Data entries
-*-*-

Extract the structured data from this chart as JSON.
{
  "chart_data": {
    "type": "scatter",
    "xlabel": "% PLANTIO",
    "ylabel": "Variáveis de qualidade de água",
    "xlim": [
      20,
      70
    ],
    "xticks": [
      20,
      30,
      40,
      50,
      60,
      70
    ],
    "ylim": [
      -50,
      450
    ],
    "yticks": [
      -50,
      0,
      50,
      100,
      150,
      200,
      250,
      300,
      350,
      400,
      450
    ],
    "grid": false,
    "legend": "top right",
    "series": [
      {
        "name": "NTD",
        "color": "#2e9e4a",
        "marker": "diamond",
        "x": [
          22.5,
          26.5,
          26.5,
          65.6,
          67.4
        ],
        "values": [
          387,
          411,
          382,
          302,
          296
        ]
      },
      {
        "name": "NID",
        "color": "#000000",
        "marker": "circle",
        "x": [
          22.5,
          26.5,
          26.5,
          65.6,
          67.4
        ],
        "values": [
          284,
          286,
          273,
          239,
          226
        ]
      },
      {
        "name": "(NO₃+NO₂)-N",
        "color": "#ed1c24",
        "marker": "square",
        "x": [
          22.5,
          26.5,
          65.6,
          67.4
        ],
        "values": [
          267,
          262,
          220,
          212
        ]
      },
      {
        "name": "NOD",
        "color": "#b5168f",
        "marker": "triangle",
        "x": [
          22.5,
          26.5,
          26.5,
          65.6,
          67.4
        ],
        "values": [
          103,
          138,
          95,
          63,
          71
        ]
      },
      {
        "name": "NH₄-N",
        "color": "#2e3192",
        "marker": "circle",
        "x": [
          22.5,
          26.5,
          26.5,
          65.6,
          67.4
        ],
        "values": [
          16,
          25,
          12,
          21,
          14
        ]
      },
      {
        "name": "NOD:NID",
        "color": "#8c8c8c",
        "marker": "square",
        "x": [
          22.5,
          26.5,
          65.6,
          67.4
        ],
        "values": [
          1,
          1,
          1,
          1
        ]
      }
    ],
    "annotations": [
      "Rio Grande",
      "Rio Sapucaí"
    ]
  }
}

-*-*-

GIVEN REQUEST>
From the listing above, extract every line exactly as it stands.

TASK SOLUTION>
Extract the structured data from this chart as JSON.
{
  "chart_data": {
    "type": "scatter",
    "xlabel": "% PLANTIO",
    "ylabel": "Variáveis de qualidade de água",
    "xlim": [
      20,
      70
    ],
    "xticks": [
      20,
      30,
      40,
      50,
      60,
      70
    ],
    "ylim": [
      -50,
      450
    ],
    "yticks": [
      -50,
      0,
      50,
      100,
      150,
      200,
      250,
      300,
      350,
      400,
      450
    ],
    "grid": false,
    "legend": "top right",
    "series": [
      {
        "name": "NTD",
        "color": "#2e9e4a",
        "marker": "diamond",
        "x": [
          22.5,
          26.5,
          26.5,
          65.6,
          67.4
        ],
        "values": [
          387,
          411,
          382,
          302,
          296
        ]
      },
      {
        "name": "NID",
        "color": "#000000",
        "marker": "circle",
        "x": [
          22.5,
          26.5,
          26.5,
          65.6,
          67.4
        ],
        "values": [
          284,
          286,
          273,
          239,
          226
        ]
      },
      {
        "name": "(NO₃+NO₂)-N",
        "color": "#ed1c24",
        "marker": "square",
        "x": [
          22.5,
          26.5,
          65.6,
          67.4
        ],
        "values": [
          267,
          262,
          220,
          212
        ]
      },
      {
        "name": "NOD",
        "color": "#b5168f",
        "marker": "triangle",
        "x": [
          22.5,
          26.5,
          26.5,
          65.6,
          67.4
        ],
        "values": [
          103,
          138,
          95,
          63,
          71
        ]
      },
      {
        "name": "NH₄-N",
        "color": "#2e3192",
        "marker": "circle",
        "x": [
          22.5,
          26.5,
          26.5,
          65.6,
          67.4
        ],
        "values": [
          16,
          25,
          12,
          21,
          14
        ]
      },
      {
        "name": "NOD:NID",
        "color": "#8c8c8c",
        "marker": "square",
        "x": [
          22.5,
          26.5,
          65.6,
          67.4
        ],
        "values": [
          1,
          1,
          1,
          1
        ]
      }
    ],
    "annotations": [
      "Rio Grande",
      "Rio Sapucaí"
    ]
  }
}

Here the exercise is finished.